### Task to complete
Below are some records; quote exactly the lines from the one that contains "Serialize everything readable" through the one that contains "What data populates", inclusive, and no others.

# # # #

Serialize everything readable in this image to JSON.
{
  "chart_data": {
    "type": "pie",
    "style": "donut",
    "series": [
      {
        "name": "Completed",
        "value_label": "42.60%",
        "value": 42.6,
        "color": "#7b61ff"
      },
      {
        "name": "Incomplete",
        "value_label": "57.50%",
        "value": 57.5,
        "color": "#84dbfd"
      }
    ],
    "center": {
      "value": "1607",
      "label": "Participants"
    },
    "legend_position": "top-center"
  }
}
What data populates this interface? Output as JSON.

# # # #

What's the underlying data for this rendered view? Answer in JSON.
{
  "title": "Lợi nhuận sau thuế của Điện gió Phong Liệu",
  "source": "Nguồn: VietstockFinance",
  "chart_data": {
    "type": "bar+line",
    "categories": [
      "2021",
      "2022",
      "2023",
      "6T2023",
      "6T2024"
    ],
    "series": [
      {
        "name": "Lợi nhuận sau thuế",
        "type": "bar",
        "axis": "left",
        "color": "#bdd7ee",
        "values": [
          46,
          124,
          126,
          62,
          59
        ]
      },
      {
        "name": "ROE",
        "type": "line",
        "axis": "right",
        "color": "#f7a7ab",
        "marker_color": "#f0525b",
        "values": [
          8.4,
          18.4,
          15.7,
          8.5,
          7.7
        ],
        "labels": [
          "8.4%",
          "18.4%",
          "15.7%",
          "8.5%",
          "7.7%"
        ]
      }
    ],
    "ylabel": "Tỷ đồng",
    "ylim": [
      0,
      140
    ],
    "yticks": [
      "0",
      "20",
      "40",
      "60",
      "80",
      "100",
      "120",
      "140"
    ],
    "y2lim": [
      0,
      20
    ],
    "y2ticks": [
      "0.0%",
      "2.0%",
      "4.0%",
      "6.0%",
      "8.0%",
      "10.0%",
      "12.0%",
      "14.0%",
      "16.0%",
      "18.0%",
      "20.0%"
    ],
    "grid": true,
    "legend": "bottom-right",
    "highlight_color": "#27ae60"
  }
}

# # # #

### Task solution
Serialize everything readable in this image to JSON.
{
  "chart_data": {
    "type": "pie",
    "style": "donut",
    "series": [
      {
        "name": "Completed",
        "value_label": "42.60%",
        "value": 42.6,
        "color": "#7b61ff"
      },
      {
        "name": "Incomplete",
        "value_label": "57.50%",
        "value": 57.5,
        "color": "#84dbfd"
      }
    ],
    "center": {
      "value": "1607",
      "label": "Participants"
    },
    "legend_position": "top-center"
  }
}
What data populates this interface? Output as JSON.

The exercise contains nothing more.